SHORT EXERCISE |
Filter the entries that follow, copying every line in which the word "screenshot" appears.

Excerpts from a figure dataset:
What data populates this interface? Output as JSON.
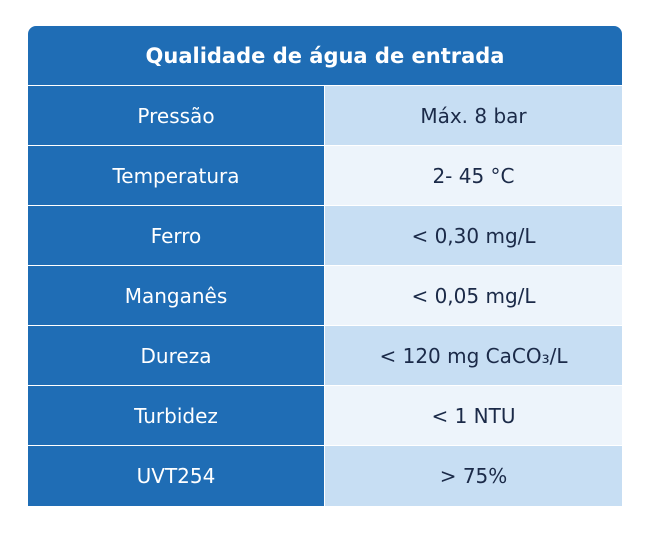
{
  "header": {
    "title": "Qualidade de água de entrada"
  },
  "table": {
    "rows": [
      [
        "Pressão",
        "Máx. 8 bar"
      ],
      [
        "Temperatura",
        "2- 45 °C"
      ],
      [
        "Ferro",
        "< 0,30 mg/L"
      ],
      [
        "Manganês",
        "< 0,05 mg/L"
      ],
      [
        "Dureza",
        "< 120 mg CaCO₃/L"
      ],
      [
        "Turbidez",
        "< 1 NTU"
      ],
      [
        "UVT254",
        "> 75%"
      ]
    ]
  }
}
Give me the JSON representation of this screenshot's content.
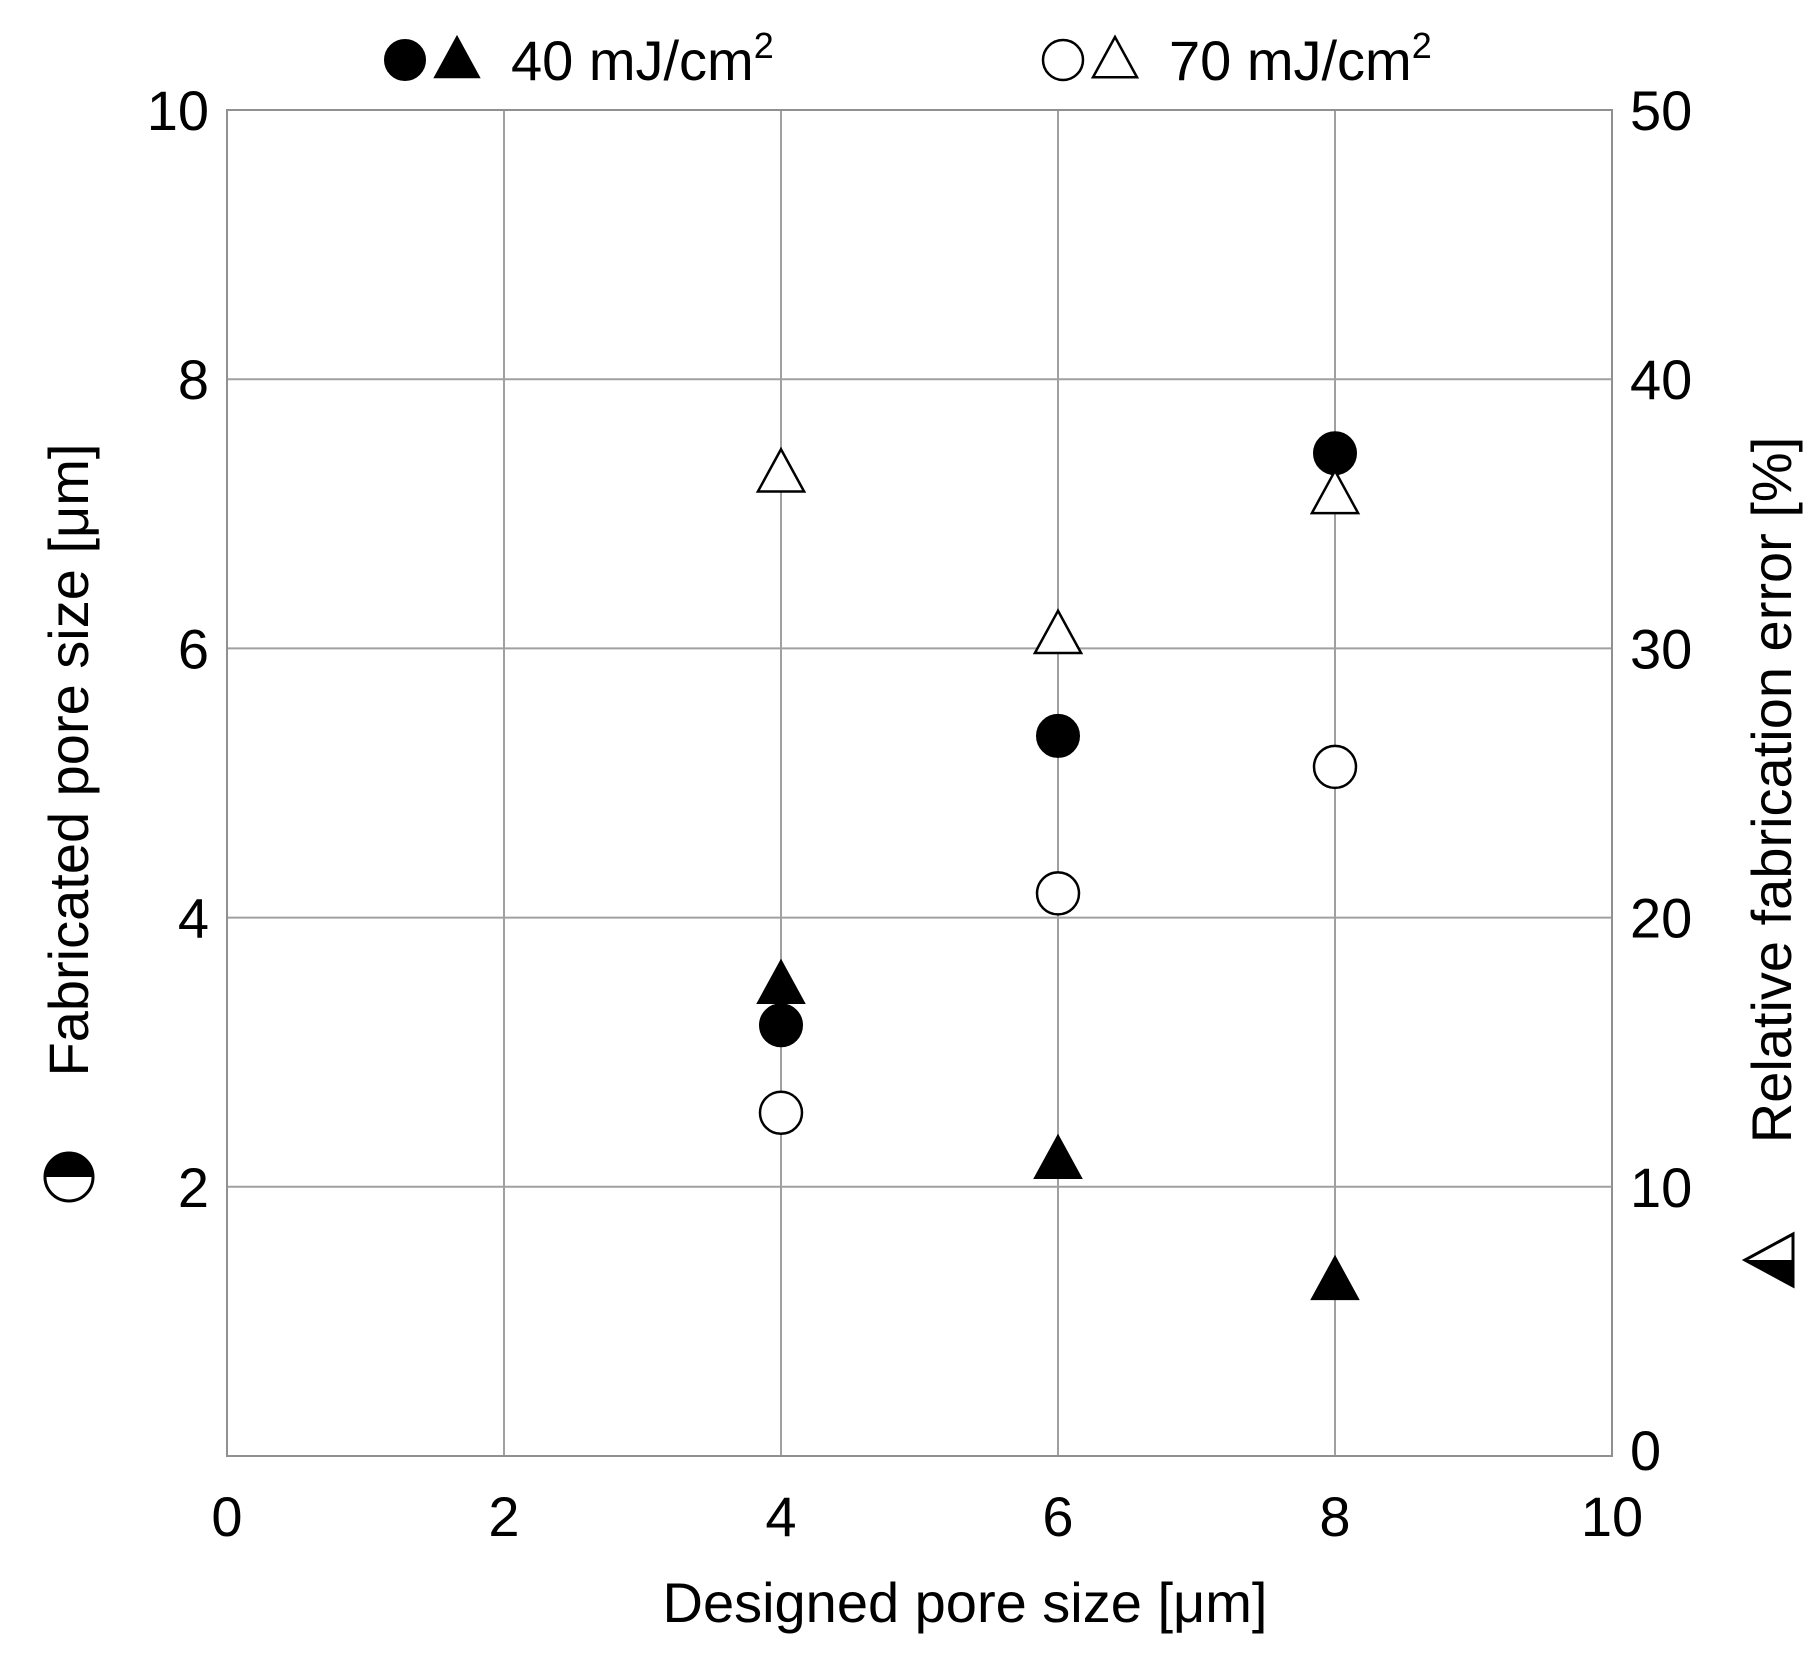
{
  "chart_data": {
    "type": "scatter",
    "xlabel": "Designed pore size [μm]",
    "ylabel_left": "Fabricated pore size  [μm]",
    "ylabel_right": "Relative fabrication error  [%]",
    "xlim": [
      0,
      10
    ],
    "ylim_left": [
      0,
      10
    ],
    "ylim_right": [
      0,
      50
    ],
    "x_ticks": [
      "0",
      "2",
      "4",
      "6",
      "8",
      "10"
    ],
    "y_left_ticks": [
      "2",
      "4",
      "6",
      "8",
      "10"
    ],
    "y_right_ticks": [
      "0",
      "10",
      "20",
      "30",
      "40",
      "50"
    ],
    "grid": true,
    "legend": [
      {
        "text": "40 mJ/cm",
        "sup": "2",
        "markers": [
          "filled-circle",
          "filled-triangle"
        ]
      },
      {
        "text": "70 mJ/cm",
        "sup": "2",
        "markers": [
          "open-circle",
          "open-triangle"
        ]
      }
    ],
    "legend_placement": "top",
    "series": [
      {
        "axis": "left",
        "marker": "filled-circle",
        "points": [
          [
            4,
            3.2
          ],
          [
            6,
            5.35
          ],
          [
            8,
            7.45
          ]
        ]
      },
      {
        "axis": "left",
        "marker": "open-circle",
        "points": [
          [
            4,
            2.55
          ],
          [
            6,
            4.18
          ],
          [
            8,
            5.12
          ]
        ]
      },
      {
        "axis": "right",
        "marker": "filled-triangle",
        "points": [
          [
            4,
            17.5
          ],
          [
            6,
            11.0
          ],
          [
            8,
            6.5
          ]
        ]
      },
      {
        "axis": "right",
        "marker": "open-triangle",
        "points": [
          [
            4,
            36.5
          ],
          [
            6,
            30.5
          ],
          [
            8,
            35.7
          ]
        ]
      }
    ]
  }
}
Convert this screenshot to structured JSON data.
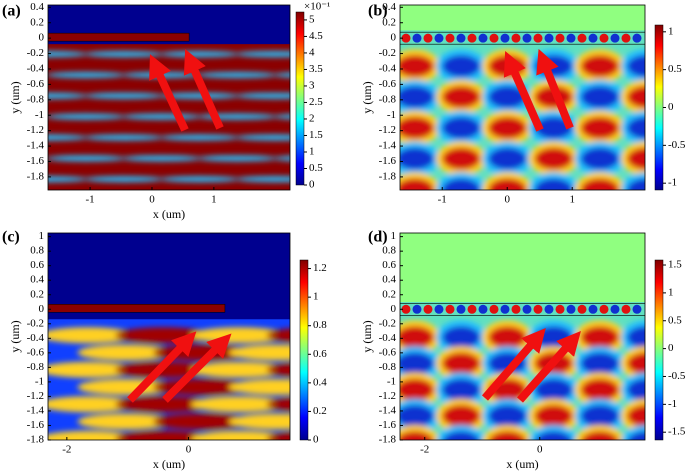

REPLY TO THE EXERCISE |
Give me the JSON representation of this screenshot's content.
Convert this screenshot to structured JSON data.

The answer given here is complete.